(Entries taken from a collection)
------------

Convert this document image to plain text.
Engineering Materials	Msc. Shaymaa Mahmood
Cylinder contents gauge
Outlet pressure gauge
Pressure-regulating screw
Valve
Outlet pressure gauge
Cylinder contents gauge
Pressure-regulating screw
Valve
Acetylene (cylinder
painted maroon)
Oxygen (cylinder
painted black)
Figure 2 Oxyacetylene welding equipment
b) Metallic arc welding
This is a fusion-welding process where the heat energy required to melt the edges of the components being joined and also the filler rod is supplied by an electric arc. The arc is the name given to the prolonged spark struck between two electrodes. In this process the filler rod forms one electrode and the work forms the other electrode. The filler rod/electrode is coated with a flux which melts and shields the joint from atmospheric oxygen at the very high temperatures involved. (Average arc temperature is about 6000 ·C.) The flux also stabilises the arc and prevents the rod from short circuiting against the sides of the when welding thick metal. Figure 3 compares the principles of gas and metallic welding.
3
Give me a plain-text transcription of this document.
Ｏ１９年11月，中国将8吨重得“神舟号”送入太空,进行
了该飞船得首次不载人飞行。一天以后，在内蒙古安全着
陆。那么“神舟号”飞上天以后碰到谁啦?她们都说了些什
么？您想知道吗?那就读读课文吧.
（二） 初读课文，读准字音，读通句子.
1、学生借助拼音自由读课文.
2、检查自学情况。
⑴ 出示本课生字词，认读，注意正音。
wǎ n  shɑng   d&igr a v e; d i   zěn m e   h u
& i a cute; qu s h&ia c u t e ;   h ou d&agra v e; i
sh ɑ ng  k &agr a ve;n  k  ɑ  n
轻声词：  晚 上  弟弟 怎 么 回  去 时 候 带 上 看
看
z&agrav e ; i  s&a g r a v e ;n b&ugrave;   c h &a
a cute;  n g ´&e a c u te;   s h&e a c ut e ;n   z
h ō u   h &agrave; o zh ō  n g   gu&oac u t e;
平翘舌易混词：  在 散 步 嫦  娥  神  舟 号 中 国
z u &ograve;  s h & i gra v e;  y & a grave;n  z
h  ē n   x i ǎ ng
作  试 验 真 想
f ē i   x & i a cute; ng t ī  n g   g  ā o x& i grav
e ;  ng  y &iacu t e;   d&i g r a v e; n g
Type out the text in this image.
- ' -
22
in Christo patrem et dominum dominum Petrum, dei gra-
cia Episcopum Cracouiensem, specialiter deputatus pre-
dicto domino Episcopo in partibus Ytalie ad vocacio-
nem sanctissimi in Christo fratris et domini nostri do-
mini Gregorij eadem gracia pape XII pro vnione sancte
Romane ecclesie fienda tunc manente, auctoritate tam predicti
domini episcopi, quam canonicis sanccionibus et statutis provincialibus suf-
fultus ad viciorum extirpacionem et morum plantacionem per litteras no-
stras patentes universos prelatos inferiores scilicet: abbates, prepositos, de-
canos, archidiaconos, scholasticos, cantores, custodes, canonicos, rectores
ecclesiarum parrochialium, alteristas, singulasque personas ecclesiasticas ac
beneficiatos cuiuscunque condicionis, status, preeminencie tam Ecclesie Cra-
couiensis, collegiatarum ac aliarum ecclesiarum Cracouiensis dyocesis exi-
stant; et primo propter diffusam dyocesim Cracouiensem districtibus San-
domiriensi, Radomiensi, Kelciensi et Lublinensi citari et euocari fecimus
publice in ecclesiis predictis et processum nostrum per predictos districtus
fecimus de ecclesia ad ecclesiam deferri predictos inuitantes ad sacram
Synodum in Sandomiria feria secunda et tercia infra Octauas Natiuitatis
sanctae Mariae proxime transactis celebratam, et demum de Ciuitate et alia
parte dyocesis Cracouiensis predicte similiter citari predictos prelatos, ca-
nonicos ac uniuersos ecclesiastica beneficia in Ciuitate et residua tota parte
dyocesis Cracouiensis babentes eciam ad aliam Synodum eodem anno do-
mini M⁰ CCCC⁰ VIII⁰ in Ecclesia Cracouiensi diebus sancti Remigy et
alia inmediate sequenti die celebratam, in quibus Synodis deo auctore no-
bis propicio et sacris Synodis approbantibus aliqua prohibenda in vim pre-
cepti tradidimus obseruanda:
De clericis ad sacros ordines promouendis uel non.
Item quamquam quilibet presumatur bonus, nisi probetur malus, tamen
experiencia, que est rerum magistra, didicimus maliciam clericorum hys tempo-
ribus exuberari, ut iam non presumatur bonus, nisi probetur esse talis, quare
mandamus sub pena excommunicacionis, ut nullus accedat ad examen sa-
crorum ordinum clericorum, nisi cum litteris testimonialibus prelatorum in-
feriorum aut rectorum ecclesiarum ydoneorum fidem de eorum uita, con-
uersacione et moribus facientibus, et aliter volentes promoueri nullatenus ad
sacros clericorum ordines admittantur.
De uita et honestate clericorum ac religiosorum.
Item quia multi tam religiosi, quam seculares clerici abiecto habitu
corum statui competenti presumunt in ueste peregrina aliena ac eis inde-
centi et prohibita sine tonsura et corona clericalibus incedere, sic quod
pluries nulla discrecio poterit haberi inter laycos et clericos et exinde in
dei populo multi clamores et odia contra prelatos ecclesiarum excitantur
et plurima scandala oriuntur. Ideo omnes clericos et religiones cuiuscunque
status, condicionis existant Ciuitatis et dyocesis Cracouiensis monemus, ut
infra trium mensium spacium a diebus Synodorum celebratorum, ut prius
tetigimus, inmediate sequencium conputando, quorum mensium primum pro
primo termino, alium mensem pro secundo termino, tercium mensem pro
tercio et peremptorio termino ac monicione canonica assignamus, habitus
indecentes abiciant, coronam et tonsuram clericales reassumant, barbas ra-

------------

Work to be completed:
Copy each line above that contains the word "status".

Answer to this task:
beneficiatos cuiuscunque condicionis, status, preeminencie tam Ecclesie Cra-
status, condicionis existant Ciuitatis et dyocesis Cracouiensis monemus, ut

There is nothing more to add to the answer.